> _What the task requires_
In the material below, find all lines with the string "Video" and copy them.

> _Task material_
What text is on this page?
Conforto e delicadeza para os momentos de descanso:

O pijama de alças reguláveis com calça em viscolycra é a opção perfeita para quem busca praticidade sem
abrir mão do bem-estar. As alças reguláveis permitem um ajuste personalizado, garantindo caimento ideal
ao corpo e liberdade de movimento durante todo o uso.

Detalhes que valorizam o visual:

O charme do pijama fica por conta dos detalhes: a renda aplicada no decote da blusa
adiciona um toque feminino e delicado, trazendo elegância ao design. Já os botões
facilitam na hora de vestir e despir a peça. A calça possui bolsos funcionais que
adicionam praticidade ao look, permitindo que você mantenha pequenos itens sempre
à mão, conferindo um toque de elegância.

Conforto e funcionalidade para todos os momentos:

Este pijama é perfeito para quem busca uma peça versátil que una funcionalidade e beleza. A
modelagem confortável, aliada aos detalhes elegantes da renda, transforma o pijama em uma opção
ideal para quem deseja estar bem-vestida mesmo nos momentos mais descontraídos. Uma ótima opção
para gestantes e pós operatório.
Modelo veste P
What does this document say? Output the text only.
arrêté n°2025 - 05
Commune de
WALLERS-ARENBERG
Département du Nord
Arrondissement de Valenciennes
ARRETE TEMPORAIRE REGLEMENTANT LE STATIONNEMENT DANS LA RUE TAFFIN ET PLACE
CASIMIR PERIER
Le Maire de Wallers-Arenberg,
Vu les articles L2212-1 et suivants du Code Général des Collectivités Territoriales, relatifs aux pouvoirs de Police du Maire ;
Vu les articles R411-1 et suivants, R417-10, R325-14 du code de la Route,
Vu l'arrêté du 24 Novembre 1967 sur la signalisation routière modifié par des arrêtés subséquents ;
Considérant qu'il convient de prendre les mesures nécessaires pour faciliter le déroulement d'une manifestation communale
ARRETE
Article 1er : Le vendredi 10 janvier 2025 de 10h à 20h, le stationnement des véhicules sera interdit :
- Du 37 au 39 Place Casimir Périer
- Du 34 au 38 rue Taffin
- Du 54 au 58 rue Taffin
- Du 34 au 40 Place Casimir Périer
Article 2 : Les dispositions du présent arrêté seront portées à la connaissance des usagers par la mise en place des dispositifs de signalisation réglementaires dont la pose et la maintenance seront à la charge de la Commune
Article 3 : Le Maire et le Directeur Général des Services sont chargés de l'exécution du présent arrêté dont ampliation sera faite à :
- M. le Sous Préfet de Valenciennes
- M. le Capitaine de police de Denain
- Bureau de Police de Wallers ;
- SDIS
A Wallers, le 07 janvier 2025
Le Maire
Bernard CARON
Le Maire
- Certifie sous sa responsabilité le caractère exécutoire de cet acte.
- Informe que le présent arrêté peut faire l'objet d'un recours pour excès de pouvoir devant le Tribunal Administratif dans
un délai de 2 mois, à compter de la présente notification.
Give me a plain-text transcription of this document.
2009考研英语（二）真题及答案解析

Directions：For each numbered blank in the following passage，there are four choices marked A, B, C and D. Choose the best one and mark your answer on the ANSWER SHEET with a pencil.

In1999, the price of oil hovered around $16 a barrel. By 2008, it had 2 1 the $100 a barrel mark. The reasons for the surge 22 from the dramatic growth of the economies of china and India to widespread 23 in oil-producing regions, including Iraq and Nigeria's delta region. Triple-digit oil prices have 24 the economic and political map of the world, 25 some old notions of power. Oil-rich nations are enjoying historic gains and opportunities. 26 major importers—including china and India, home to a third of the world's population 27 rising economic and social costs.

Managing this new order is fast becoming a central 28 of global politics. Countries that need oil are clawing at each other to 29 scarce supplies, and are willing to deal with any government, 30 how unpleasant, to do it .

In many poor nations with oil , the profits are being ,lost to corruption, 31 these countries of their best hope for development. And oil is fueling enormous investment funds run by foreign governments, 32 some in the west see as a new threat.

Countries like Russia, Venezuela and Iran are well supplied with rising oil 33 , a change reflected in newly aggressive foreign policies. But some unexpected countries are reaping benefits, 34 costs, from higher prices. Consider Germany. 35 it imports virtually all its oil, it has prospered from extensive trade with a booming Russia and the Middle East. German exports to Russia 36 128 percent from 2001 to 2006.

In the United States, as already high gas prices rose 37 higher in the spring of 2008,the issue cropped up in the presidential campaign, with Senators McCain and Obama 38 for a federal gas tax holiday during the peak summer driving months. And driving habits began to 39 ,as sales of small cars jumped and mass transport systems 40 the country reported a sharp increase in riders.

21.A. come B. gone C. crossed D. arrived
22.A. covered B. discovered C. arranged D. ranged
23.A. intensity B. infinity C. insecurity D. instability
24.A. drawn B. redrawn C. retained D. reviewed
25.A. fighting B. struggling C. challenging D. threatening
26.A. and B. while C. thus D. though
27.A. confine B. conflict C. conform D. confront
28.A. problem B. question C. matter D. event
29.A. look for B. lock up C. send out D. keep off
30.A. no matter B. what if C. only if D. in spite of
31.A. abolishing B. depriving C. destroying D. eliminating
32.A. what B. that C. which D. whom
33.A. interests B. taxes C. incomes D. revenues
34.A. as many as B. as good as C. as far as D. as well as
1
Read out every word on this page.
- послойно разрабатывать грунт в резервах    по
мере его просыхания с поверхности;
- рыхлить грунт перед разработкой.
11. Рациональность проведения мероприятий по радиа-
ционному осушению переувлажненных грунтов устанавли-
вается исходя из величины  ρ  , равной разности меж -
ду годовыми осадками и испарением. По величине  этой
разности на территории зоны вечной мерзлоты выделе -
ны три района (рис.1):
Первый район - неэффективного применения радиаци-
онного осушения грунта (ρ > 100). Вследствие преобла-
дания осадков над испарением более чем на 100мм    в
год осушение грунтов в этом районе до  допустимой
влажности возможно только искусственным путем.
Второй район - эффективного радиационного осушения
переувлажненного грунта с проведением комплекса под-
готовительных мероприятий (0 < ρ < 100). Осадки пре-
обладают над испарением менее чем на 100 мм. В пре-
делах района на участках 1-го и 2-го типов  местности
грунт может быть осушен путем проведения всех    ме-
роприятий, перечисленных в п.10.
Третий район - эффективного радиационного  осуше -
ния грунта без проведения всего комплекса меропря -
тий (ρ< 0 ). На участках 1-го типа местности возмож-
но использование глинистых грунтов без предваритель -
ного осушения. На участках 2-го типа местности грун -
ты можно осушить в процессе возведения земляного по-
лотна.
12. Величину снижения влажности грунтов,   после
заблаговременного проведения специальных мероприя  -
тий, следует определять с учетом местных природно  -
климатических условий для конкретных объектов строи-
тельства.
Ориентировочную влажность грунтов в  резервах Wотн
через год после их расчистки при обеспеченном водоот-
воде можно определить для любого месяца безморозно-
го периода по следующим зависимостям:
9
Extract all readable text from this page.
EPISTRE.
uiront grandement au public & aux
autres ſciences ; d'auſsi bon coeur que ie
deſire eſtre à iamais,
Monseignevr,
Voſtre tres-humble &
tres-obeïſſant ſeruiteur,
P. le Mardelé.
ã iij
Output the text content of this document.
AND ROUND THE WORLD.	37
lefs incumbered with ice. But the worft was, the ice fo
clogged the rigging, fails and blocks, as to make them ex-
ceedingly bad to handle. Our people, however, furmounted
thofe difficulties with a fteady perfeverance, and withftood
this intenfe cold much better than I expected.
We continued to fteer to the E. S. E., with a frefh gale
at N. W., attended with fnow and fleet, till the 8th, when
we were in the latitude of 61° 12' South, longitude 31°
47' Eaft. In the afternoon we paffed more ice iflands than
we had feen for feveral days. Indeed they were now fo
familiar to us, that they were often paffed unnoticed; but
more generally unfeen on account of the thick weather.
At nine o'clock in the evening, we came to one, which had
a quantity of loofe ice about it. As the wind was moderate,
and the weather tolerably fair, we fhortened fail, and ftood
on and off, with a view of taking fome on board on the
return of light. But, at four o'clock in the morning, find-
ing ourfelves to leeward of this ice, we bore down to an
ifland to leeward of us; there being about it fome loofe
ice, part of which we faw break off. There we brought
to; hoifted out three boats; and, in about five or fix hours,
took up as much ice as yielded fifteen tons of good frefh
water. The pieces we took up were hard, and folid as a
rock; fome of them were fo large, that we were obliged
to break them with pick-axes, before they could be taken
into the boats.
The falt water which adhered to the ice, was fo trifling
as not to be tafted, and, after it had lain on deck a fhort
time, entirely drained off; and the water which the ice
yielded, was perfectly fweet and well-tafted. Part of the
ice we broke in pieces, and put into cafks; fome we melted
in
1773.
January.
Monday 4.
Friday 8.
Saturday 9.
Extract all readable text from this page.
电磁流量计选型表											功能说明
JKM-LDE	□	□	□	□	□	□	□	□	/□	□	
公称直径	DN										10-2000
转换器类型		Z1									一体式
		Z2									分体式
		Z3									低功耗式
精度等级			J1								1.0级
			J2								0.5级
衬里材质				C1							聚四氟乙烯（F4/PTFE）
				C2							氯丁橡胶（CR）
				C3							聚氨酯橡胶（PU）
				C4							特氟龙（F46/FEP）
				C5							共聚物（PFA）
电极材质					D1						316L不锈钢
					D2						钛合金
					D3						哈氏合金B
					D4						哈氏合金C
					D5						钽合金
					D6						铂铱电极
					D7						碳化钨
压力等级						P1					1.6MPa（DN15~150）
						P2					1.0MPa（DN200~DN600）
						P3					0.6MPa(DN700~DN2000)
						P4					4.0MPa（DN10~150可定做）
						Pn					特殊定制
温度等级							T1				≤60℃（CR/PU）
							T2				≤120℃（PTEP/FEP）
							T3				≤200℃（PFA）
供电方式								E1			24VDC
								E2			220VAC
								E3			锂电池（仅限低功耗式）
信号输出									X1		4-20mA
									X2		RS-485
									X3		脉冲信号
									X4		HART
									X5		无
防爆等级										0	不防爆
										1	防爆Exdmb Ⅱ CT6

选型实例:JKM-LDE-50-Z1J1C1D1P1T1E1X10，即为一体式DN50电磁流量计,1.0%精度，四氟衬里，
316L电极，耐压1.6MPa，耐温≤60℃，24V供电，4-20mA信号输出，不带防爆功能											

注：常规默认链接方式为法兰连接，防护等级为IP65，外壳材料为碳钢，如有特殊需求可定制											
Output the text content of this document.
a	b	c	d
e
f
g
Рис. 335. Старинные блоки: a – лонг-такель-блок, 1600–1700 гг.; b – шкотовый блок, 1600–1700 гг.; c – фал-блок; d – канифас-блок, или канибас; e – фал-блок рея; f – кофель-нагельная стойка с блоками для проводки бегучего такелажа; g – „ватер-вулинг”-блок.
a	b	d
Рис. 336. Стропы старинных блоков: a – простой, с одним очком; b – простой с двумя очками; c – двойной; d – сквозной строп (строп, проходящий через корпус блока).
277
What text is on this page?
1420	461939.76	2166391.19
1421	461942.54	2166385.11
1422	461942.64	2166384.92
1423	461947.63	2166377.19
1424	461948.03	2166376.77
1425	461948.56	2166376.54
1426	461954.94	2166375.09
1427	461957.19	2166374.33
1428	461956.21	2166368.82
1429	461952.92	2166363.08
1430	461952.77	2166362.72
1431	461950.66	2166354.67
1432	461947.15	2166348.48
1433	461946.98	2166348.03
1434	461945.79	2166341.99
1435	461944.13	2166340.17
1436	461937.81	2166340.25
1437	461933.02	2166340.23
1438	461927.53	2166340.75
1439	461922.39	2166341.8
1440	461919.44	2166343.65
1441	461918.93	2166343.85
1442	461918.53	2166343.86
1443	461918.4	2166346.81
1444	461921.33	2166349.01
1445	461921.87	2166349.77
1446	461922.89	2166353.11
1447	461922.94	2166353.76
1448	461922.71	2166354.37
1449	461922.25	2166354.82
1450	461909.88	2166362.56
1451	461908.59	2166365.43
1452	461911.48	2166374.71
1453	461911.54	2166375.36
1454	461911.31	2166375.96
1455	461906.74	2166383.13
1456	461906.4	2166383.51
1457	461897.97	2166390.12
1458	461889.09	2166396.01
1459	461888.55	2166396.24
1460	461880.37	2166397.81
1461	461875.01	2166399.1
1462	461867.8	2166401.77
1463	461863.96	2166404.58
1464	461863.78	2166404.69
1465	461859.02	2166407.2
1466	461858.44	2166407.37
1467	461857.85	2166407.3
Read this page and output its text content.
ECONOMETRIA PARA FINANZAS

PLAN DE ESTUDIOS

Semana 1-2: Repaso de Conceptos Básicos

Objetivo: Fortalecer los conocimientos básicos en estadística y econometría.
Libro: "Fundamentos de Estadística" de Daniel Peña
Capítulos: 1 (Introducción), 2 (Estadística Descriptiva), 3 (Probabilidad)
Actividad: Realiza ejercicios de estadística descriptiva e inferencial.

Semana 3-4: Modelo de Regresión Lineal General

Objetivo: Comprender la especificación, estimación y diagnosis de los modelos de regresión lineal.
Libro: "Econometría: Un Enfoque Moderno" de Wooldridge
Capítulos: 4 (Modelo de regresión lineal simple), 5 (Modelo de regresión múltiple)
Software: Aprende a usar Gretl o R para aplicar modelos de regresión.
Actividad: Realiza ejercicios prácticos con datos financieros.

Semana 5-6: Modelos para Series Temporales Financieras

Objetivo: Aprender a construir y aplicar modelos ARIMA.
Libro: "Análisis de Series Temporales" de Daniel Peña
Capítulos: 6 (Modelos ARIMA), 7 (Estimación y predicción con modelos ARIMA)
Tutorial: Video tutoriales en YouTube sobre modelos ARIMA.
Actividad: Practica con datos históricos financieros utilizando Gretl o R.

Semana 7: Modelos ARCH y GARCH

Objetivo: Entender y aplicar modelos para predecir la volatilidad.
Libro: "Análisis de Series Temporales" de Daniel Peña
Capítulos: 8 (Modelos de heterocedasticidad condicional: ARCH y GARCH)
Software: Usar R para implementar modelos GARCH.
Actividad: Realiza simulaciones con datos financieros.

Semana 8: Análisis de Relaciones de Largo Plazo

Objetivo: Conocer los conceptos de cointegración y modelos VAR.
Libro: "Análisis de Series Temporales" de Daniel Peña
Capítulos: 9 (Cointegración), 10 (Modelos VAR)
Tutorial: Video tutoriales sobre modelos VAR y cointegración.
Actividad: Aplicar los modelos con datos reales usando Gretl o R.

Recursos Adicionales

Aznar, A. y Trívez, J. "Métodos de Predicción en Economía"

> _Task result_
Tutorial: Video tutoriales en YouTube sobre modelos ARIMA.
Tutorial: Video tutoriales sobre modelos VAR y cointegración.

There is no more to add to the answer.